Task to carry out
Repeat the data that follows, word for word, without the images.

=== Items ===

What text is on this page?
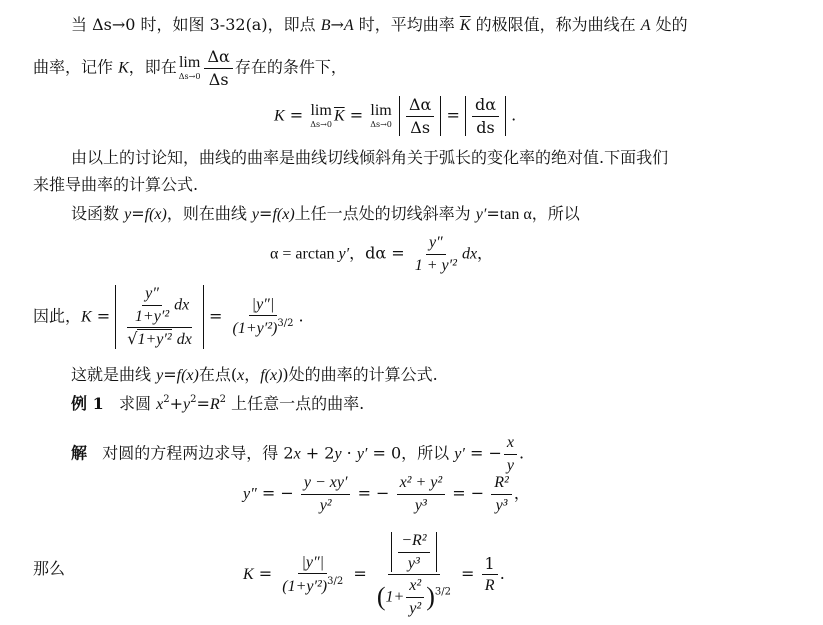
当 Δs→0 时，如图 3-32(a)，即点 B→A 时，平均曲率 $\overline{K}$ 的极限值，称为曲线在 A 处的
曲率，记作 K，即在 lim
$\Delta s\to 0 \frac{\Delta\alpha}{\Delta s}$ 存在的条件下，
K = lim
Δs→0 $\overline{K} = \lim$
Δs→0
$\frac{\Delta\alpha}{\Delta s} = \frac{d\alpha}{ds}$ .
由以上的讨论知，曲线的曲率是曲线切线倾斜角关于弧长的变化率的绝对值.下面我们
来推导曲率的计算公式.
设函数 y=f(x)，则在曲线 y=f(x)上任一点处的切线斜率为 y′=tan α，所以
α = arctan y′，$d\alpha = \frac{y''}{\text{1 + y′²}}$ dx，
因此，$K = \frac{\frac{y''}{\text{1+y′²}} dx}{\text{√1+y′² dx}} = \frac{|y''|}{(1+y'^2)^{3/2}}$ .
这就是曲线 y=f(x)在点(x，f(x))处的曲率的计算公式.
例 1 求圆 $x^2+y^2=R^2$ 上任意一点的曲率.
解 对圆的方程两边求导，得 2x + 2y · y′ = 0，所以 y′ = − $\frac{x}{y}$ .
y″ = − $\frac{y - xy'}{\text{y²}}$ = − $\frac{\text{x² + y²}}{\text{y³}}$ = − $\frac{\text{R²}}{\text{y³}}$ ，
那么	$K = \frac{|y''|}{(1+y'^2)^{3/2}} = \frac{\frac{\text{−R²}}{\text{y³}}}{(1+ \frac{\text{x²}}{\text{y²}} )^{3/2}} = \frac{1}{R}$ .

===

Task solution
What text is on this page?
当 Δs→0 时，如图 3-32(a)，即点 B→A 时，平均曲率 $\overline{K}$ 的极限值，称为曲线在 A 处的
曲率，记作 K，即在 lim
$\Delta s\to 0 \frac{\Delta\alpha}{\Delta s}$ 存在的条件下，
K = lim
Δs→0 $\overline{K} = \lim$
Δs→0
$\frac{\Delta\alpha}{\Delta s} = \frac{d\alpha}{ds}$ .
由以上的讨论知，曲线的曲率是曲线切线倾斜角关于弧长的变化率的绝对值.下面我们
来推导曲率的计算公式.
设函数 y=f(x)，则在曲线 y=f(x)上任一点处的切线斜率为 y′=tan α，所以
α = arctan y′，$d\alpha = \frac{y''}{\text{1 + y′²}}$ dx，
因此，$K = \frac{\frac{y''}{\text{1+y′²}} dx}{\text{√1+y′² dx}} = \frac{|y''|}{(1+y'^2)^{3/2}}$ .
这就是曲线 y=f(x)在点(x，f(x))处的曲率的计算公式.
例 1 求圆 $x^2+y^2=R^2$ 上任意一点的曲率.
解 对圆的方程两边求导，得 2x + 2y · y′ = 0，所以 y′ = − $\frac{x}{y}$ .
y″ = − $\frac{y - xy'}{\text{y²}}$ = − $\frac{\text{x² + y²}}{\text{y³}}$ = − $\frac{\text{R²}}{\text{y³}}$ ，
那么	$K = \frac{|y''|}{(1+y'^2)^{3/2}} = \frac{\frac{\text{−R²}}{\text{y³}}}{(1+ \frac{\text{x²}}{\text{y²}} )^{3/2}} = \frac{1}{R}$ .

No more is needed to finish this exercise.